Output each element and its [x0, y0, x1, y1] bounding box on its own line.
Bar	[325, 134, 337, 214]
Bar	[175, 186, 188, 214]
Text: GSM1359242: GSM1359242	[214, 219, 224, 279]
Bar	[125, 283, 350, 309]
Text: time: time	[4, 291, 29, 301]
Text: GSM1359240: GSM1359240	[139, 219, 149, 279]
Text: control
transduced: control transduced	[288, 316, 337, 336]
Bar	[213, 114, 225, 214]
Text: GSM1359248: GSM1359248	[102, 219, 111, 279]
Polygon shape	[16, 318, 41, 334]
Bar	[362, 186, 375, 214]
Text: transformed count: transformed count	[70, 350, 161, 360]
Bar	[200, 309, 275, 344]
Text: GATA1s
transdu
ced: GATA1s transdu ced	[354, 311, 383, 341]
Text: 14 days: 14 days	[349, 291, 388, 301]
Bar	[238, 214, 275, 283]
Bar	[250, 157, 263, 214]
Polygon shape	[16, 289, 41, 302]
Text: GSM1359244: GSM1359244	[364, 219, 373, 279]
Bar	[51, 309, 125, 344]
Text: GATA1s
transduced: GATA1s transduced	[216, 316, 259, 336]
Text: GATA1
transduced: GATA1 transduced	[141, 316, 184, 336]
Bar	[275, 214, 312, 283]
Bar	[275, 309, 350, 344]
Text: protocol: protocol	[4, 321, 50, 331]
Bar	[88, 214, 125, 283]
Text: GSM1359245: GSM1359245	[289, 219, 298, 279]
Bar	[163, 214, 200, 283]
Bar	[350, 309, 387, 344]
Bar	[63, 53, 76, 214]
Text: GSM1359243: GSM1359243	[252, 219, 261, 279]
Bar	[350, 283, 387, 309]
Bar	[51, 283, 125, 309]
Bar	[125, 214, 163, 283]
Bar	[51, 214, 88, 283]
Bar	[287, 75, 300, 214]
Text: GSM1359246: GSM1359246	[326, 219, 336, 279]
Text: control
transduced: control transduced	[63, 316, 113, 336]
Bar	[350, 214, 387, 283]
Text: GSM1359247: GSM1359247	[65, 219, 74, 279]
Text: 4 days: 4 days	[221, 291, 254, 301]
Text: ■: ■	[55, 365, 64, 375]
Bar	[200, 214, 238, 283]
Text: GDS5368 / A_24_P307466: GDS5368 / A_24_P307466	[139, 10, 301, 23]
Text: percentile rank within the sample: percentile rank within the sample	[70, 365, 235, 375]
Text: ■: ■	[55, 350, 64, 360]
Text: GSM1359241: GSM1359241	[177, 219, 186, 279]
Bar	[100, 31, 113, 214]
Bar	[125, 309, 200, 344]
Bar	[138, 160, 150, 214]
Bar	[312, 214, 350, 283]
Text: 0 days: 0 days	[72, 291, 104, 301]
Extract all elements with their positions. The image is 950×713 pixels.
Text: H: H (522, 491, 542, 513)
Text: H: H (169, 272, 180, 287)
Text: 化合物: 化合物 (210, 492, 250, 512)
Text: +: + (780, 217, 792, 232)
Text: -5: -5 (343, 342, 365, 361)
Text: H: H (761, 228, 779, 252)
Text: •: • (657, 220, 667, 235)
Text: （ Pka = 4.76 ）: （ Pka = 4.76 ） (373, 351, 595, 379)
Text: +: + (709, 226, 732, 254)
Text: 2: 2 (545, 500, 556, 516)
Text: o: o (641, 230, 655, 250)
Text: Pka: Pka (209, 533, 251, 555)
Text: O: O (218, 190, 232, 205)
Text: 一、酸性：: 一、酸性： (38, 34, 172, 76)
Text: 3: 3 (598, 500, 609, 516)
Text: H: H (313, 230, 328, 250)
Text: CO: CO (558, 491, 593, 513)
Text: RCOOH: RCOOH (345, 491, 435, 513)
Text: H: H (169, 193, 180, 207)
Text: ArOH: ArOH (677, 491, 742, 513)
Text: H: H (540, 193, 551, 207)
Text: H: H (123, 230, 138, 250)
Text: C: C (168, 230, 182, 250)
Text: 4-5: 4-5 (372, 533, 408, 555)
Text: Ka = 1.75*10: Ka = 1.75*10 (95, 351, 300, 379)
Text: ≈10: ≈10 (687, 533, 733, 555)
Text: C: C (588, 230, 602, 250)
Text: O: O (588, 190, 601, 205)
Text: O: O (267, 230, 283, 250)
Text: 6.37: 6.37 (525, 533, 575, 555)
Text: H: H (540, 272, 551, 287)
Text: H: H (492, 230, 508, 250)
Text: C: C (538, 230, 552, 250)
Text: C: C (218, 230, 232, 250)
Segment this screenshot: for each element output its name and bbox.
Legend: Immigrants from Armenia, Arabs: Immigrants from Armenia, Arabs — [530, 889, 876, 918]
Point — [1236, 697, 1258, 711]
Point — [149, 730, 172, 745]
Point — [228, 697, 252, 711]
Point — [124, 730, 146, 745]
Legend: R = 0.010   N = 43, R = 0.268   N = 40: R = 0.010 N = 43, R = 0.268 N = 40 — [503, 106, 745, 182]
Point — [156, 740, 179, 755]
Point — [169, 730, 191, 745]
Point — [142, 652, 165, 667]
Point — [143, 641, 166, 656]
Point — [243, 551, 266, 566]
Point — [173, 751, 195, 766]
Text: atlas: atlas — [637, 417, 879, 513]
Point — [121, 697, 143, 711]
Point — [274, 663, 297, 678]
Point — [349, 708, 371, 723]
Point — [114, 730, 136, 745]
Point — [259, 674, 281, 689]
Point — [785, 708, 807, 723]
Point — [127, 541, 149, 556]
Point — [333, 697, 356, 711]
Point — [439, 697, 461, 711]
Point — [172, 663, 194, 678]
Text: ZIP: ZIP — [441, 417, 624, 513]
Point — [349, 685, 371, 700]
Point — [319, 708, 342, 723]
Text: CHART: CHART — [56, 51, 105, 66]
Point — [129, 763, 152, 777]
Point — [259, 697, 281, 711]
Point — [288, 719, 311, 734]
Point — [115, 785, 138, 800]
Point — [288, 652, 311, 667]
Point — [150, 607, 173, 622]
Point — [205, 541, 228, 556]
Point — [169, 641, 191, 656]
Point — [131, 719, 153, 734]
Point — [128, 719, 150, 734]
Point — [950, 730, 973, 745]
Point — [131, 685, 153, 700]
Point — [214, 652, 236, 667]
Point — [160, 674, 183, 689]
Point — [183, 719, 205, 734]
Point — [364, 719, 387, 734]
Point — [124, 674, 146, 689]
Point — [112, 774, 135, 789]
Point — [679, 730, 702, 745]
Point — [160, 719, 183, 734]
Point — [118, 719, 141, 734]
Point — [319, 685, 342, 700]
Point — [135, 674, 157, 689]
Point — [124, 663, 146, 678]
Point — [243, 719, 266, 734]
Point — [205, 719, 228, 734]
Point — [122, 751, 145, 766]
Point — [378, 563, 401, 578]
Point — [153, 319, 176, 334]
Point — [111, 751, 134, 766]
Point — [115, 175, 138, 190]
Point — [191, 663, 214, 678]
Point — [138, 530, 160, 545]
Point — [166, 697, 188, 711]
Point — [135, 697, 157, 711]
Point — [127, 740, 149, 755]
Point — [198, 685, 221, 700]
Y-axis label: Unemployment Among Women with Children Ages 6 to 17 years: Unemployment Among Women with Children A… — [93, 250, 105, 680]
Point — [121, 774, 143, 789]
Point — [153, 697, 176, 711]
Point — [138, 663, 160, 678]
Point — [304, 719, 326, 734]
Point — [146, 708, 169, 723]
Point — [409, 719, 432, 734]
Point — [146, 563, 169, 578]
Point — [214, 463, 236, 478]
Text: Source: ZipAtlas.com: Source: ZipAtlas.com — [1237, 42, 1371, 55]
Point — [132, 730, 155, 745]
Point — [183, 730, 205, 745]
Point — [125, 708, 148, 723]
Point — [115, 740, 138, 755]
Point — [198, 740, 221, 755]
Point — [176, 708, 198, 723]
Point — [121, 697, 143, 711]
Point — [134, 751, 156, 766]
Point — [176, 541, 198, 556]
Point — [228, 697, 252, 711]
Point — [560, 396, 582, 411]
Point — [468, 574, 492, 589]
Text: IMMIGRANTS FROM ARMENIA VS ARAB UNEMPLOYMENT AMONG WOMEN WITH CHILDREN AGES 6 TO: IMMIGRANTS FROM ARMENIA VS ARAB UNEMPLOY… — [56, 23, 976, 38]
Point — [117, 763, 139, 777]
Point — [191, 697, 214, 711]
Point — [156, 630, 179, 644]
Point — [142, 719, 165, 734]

——

▶ DIRECTION
Output everything from the start of the data down to the line containing "289, 41, 302]", inclusive, as a JSON list of strings with one string per line and blank lines omitted.

▶ TASK OUTPUT
[
  "Output each element and its [x0, y0, x1, y1] bounding box on its own line.",
  "Bar\t[325, 134, 337, 214]",
  "Bar\t[175, 186, 188, 214]",
  "Text: GSM1359242: GSM1359242\t[214, 219, 224, 279]",
  "Bar\t[125, 283, 350, 309]",
  "Text: time: time\t[4, 291, 29, 301]",
  "Text: GSM1359240: GSM1359240\t[139, 219, 149, 279]",
  "Text: control",
  "transduced: control transduced\t[288, 316, 337, 336]",
  "Bar\t[213, 114, 225, 214]",
  "Text: GSM1359248: GSM1359248\t[102, 219, 111, 279]",
  "Polygon shape\t[16, 318, 41, 334]",
  "Bar\t[362, 186, 375, 214]",
  "Text: transformed count: transformed count\t[70, 350, 161, 360]",
  "Bar\t[200, 309, 275, 344]",
  "Text: GATA1s",
  "transdu",
  "ced: GATA1s transdu ced\t[354, 311, 383, 341]",
  "Text: 14 days: 14 days\t[349, 291, 388, 301]",
  "Bar\t[238, 214, 275, 283]",
  "Bar\t[250, 157, 263, 214]",
  "Polygon shape\t[16, 289, 41, 302]"
]